(REQUIREMENTS): Each line of the listing must be transcribed exactly, except for the images, which should be excluded.

━━━━━━━━━━━━━━━━━━━━━━━━━━━━━━

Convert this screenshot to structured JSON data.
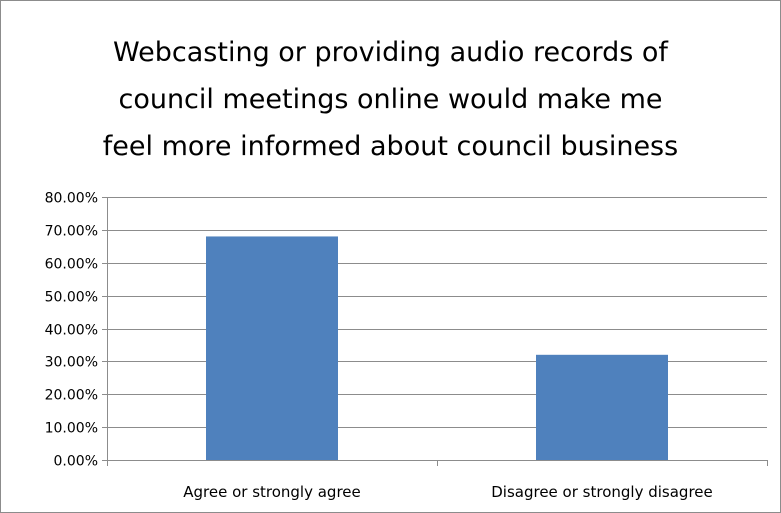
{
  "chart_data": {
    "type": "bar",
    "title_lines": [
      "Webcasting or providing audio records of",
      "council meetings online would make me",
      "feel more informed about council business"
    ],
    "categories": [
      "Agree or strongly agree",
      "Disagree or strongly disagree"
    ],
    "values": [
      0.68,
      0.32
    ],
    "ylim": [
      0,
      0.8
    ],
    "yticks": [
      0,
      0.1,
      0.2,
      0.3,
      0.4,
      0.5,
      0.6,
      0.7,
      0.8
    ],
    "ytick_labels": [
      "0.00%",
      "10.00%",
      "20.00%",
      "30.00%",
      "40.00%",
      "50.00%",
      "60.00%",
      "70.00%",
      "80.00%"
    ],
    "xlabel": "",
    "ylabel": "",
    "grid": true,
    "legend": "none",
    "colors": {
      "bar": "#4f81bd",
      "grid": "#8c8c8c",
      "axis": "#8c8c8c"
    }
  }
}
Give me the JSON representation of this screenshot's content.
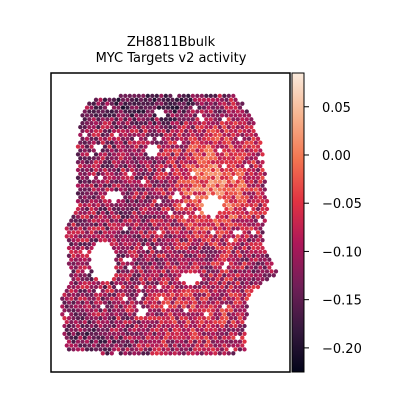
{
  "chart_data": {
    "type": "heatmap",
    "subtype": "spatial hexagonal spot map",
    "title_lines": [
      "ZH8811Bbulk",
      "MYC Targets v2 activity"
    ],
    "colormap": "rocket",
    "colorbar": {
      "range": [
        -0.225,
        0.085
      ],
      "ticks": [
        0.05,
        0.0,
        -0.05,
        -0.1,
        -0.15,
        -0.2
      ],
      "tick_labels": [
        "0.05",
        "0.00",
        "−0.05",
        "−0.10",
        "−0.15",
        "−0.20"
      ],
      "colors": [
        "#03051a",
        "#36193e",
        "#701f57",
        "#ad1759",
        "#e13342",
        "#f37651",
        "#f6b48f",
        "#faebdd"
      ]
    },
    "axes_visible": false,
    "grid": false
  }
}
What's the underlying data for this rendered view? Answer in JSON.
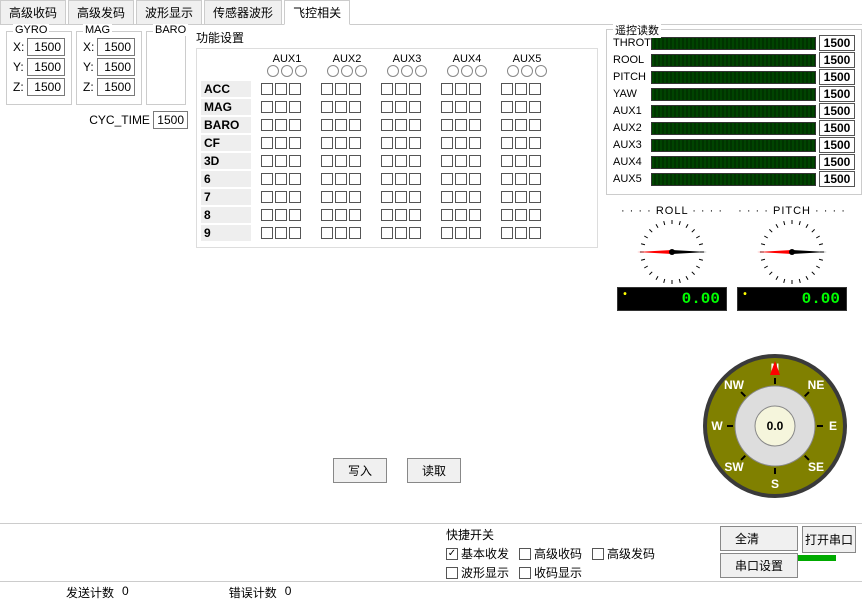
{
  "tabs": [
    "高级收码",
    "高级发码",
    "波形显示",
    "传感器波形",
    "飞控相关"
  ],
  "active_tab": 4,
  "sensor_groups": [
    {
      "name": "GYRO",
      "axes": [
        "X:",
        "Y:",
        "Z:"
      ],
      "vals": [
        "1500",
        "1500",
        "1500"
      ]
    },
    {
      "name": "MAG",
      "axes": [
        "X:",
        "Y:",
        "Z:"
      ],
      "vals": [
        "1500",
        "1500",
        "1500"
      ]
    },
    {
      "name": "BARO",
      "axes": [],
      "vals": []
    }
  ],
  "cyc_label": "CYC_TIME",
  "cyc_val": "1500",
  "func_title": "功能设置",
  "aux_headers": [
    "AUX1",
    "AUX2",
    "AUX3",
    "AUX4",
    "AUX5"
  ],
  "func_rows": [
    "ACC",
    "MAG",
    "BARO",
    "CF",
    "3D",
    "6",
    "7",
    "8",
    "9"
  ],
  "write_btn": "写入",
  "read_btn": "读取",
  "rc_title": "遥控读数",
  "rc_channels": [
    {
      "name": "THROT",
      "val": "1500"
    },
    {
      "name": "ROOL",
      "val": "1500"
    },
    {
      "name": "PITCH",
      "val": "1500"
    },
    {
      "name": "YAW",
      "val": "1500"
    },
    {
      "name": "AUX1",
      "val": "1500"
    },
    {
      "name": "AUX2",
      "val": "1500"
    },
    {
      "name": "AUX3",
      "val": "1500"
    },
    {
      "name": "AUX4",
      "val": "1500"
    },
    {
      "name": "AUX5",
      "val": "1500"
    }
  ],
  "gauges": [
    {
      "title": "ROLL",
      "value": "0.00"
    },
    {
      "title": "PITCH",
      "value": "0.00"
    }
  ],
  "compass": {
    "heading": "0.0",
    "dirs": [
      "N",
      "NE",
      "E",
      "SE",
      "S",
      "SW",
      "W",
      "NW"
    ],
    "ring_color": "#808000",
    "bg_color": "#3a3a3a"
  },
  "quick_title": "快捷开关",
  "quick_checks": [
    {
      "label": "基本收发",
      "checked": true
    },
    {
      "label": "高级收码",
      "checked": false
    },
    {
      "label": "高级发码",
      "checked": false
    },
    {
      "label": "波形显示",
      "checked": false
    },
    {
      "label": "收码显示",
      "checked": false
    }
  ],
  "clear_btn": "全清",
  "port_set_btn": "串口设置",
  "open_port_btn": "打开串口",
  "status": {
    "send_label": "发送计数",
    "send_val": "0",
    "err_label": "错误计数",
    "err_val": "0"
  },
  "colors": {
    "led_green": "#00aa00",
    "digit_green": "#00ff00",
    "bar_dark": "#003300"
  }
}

━━━━━━━━━━━━━━━━━━━━━━━━━━━━━━

(COMPLETE RESPONSE):
Convert this screenshot to structured JSON data.
{
  "chart_data": {
    "type": "bar",
    "title_lines": [
      "Webcasting or providing audio records of",
      "council meetings online would make me",
      "feel more informed about council business"
    ],
    "categories": [
      "Agree or strongly agree",
      "Disagree or strongly disagree"
    ],
    "values": [
      0.68,
      0.32
    ],
    "ylim": [
      0,
      0.8
    ],
    "yticks": [
      0,
      0.1,
      0.2,
      0.3,
      0.4,
      0.5,
      0.6,
      0.7,
      0.8
    ],
    "ytick_labels": [
      "0.00%",
      "10.00%",
      "20.00%",
      "30.00%",
      "40.00%",
      "50.00%",
      "60.00%",
      "70.00%",
      "80.00%"
    ],
    "xlabel": "",
    "ylabel": "",
    "grid": true,
    "legend": "none",
    "colors": {
      "bar": "#4f81bd",
      "grid": "#8c8c8c",
      "axis": "#8c8c8c"
    }
  }
}
Give me the JSON representation of this screenshot's content.
{
  "chart_data": {
    "type": "heatmap",
    "subtype": "spatial hexagonal spot map",
    "title_lines": [
      "ZH8811Bbulk",
      "MYC Targets v2 activity"
    ],
    "colormap": "rocket",
    "colorbar": {
      "range": [
        -0.225,
        0.085
      ],
      "ticks": [
        0.05,
        0.0,
        -0.05,
        -0.1,
        -0.15,
        -0.2
      ],
      "tick_labels": [
        "0.05",
        "0.00",
        "−0.05",
        "−0.10",
        "−0.15",
        "−0.20"
      ],
      "colors": [
        "#03051a",
        "#36193e",
        "#701f57",
        "#ad1759",
        "#e13342",
        "#f37651",
        "#f6b48f",
        "#faebdd"
      ]
    },
    "axes_visible": false,
    "grid": false
  }
}
What's the underlying data for this rendered view? Answer in JSON.
{
  "tabs": [
    "高级收码",
    "高级发码",
    "波形显示",
    "传感器波形",
    "飞控相关"
  ],
  "active_tab": 4,
  "sensor_groups": [
    {
      "name": "GYRO",
      "axes": [
        "X:",
        "Y:",
        "Z:"
      ],
      "vals": [
        "1500",
        "1500",
        "1500"
      ]
    },
    {
      "name": "MAG",
      "axes": [
        "X:",
        "Y:",
        "Z:"
      ],
      "vals": [
        "1500",
        "1500",
        "1500"
      ]
    },
    {
      "name": "BARO",
      "axes": [],
      "vals": []
    }
  ],
  "cyc_label": "CYC_TIME",
  "cyc_val": "1500",
  "func_title": "功能设置",
  "aux_headers": [
    "AUX1",
    "AUX2",
    "AUX3",
    "AUX4",
    "AUX5"
  ],
  "func_rows": [
    "ACC",
    "MAG",
    "BARO",
    "CF",
    "3D",
    "6",
    "7",
    "8",
    "9"
  ],
  "write_btn": "写入",
  "read_btn": "读取",
  "rc_title": "遥控读数",
  "rc_channels": [
    {
      "name": "THROT",
      "val": "1500"
    },
    {
      "name": "ROOL",
      "val": "1500"
    },
    {
      "name": "PITCH",
      "val": "1500"
    },
    {
      "name": "YAW",
      "val": "1500"
    },
    {
      "name": "AUX1",
      "val": "1500"
    },
    {
      "name": "AUX2",
      "val": "1500"
    },
    {
      "name": "AUX3",
      "val": "1500"
    },
    {
      "name": "AUX4",
      "val": "1500"
    },
    {
      "name": "AUX5",
      "val": "1500"
    }
  ],
  "gauges": [
    {
      "title": "ROLL",
      "value": "0.00"
    },
    {
      "title": "PITCH",
      "value": "0.00"
    }
  ],
  "compass": {
    "heading": "0.0",
    "dirs": [
      "N",
      "NE",
      "E",
      "SE",
      "S",
      "SW",
      "W",
      "NW"
    ],
    "ring_color": "#808000",
    "bg_color": "#3a3a3a"
  },
  "quick_title": "快捷开关",
  "quick_checks": [
    {
      "label": "基本收发",
      "checked": true
    },
    {
      "label": "高级收码",
      "checked": false
    },
    {
      "label": "高级发码",
      "checked": false
    },
    {
      "label": "波形显示",
      "checked": false
    },
    {
      "label": "收码显示",
      "checked": false
    }
  ],
  "clear_btn": "全清",
  "port_set_btn": "串口设置",
  "open_port_btn": "打开串口",
  "status": {
    "send_label": "发送计数",
    "send_val": "0",
    "err_label": "错误计数",
    "err_val": "0"
  },
  "colors": {
    "led_green": "#00aa00",
    "digit_green": "#00ff00",
    "bar_dark": "#003300"
  }
}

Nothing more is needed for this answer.